* **ITEMS**
━━━

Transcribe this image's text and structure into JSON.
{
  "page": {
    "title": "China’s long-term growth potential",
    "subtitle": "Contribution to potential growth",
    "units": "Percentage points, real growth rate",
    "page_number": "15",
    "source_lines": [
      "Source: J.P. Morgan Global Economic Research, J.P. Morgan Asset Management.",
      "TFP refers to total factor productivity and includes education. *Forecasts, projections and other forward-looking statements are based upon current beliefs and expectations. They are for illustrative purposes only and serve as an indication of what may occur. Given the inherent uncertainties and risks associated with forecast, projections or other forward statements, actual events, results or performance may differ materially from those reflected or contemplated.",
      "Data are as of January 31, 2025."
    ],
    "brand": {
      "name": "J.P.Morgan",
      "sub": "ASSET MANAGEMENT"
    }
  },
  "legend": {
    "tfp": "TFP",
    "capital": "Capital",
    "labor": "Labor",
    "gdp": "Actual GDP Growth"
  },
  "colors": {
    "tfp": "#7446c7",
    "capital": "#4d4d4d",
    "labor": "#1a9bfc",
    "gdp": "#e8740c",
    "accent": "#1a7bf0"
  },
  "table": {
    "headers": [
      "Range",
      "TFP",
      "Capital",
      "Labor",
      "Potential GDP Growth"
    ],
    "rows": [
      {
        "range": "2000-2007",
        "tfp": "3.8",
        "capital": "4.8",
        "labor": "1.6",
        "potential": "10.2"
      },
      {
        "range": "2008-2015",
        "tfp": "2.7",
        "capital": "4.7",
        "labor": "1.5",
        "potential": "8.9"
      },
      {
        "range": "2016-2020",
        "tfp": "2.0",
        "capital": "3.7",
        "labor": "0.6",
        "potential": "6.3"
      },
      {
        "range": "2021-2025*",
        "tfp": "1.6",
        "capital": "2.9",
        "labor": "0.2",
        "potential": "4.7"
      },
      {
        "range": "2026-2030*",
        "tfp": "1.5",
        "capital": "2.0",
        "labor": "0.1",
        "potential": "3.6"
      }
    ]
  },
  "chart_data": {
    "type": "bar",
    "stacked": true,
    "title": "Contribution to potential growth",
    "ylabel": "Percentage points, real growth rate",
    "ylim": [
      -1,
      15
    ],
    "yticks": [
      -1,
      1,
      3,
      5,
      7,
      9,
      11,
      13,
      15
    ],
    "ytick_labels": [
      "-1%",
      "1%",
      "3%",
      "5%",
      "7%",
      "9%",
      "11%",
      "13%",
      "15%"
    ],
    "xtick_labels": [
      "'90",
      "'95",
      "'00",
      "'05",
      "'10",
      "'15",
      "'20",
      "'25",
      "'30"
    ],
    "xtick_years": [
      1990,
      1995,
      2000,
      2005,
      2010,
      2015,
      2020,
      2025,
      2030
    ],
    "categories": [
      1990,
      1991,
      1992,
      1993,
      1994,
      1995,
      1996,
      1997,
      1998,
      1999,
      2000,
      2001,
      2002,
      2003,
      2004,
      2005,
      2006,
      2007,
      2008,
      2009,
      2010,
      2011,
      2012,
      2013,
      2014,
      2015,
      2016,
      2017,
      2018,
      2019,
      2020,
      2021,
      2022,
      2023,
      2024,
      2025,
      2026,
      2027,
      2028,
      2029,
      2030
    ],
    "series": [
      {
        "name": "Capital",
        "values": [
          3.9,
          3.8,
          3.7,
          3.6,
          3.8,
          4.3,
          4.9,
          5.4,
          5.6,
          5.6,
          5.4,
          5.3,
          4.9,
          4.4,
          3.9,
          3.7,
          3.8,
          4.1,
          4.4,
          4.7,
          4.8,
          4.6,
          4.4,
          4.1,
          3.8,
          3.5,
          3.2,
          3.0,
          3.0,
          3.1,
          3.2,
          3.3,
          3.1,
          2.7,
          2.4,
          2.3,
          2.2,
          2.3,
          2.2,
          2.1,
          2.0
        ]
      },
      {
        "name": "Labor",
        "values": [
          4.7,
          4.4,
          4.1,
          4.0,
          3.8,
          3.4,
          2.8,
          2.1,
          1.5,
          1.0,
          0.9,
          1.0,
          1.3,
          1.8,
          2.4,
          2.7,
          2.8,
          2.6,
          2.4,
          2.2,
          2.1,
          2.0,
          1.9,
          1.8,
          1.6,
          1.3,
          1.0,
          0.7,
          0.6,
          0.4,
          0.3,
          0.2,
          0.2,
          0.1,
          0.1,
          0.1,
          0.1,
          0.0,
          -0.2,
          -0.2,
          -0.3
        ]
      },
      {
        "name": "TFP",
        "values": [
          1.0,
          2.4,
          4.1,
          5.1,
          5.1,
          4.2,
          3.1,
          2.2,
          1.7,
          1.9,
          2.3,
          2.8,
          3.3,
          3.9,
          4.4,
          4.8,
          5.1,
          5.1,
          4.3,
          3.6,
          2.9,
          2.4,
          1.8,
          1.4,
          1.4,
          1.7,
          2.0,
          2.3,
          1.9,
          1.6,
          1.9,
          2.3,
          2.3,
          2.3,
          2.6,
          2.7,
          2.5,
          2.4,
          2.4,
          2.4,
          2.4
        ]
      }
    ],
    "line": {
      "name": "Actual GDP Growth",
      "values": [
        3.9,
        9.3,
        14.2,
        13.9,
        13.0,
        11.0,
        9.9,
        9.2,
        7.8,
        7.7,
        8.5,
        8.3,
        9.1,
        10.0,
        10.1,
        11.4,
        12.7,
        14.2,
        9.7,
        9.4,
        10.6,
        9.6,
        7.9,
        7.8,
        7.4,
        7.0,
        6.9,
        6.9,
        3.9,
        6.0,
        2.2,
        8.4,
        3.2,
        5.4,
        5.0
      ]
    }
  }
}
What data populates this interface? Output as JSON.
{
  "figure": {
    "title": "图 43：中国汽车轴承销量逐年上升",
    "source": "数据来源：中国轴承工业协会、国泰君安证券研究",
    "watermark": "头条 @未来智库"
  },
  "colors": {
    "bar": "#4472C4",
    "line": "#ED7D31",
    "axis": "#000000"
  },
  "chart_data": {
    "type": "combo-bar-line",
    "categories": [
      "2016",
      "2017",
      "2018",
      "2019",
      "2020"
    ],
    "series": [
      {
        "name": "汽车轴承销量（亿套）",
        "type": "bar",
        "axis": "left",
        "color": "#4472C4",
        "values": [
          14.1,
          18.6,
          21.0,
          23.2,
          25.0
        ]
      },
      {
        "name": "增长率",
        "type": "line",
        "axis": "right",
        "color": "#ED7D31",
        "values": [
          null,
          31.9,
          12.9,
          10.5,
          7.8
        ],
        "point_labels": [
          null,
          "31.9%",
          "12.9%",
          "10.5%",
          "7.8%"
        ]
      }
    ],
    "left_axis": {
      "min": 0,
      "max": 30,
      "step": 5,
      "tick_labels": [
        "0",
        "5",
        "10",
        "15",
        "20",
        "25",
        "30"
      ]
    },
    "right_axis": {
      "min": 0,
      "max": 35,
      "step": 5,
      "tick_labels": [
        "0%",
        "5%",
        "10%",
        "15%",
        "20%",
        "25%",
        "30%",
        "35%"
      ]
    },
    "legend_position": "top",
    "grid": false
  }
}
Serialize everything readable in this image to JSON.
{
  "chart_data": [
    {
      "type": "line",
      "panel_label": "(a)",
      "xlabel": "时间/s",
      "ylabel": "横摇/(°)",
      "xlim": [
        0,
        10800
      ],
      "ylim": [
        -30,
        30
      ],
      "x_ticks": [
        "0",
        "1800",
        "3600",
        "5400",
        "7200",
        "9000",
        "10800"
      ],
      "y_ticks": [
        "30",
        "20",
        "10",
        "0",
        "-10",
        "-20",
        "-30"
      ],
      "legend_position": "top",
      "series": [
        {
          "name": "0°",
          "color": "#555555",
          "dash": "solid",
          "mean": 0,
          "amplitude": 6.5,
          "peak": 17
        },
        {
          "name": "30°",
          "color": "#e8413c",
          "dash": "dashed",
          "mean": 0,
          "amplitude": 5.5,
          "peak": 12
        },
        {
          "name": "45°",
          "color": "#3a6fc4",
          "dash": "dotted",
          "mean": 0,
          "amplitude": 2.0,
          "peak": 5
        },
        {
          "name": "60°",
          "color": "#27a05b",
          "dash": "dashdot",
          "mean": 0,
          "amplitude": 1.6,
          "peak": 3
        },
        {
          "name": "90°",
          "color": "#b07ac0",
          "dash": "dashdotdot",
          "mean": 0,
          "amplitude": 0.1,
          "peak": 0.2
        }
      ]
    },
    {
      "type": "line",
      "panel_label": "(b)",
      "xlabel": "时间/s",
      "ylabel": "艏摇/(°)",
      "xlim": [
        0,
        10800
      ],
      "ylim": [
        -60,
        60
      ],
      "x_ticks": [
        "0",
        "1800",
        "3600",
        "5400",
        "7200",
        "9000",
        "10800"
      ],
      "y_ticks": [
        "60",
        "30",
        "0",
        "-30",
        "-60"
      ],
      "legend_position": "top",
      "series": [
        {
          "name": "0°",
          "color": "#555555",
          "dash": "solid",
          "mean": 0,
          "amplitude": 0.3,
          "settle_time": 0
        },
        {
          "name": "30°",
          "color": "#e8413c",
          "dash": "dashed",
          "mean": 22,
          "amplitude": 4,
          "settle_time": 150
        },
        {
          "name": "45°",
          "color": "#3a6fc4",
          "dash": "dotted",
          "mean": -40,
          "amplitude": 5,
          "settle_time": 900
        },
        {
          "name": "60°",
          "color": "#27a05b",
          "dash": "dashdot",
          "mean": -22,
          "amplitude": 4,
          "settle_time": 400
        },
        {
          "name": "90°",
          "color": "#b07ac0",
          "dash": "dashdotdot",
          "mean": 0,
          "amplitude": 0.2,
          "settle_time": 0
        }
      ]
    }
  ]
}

━━━

* **GIVEN PROBLEM**
Identify each line holding the string "JSON", and copy it out.

* **EXPECTED OUTPUT**
Transcribe this image's text and structure into JSON.
What data populates this interface? Output as JSON.
Serialize everything readable in this image to JSON.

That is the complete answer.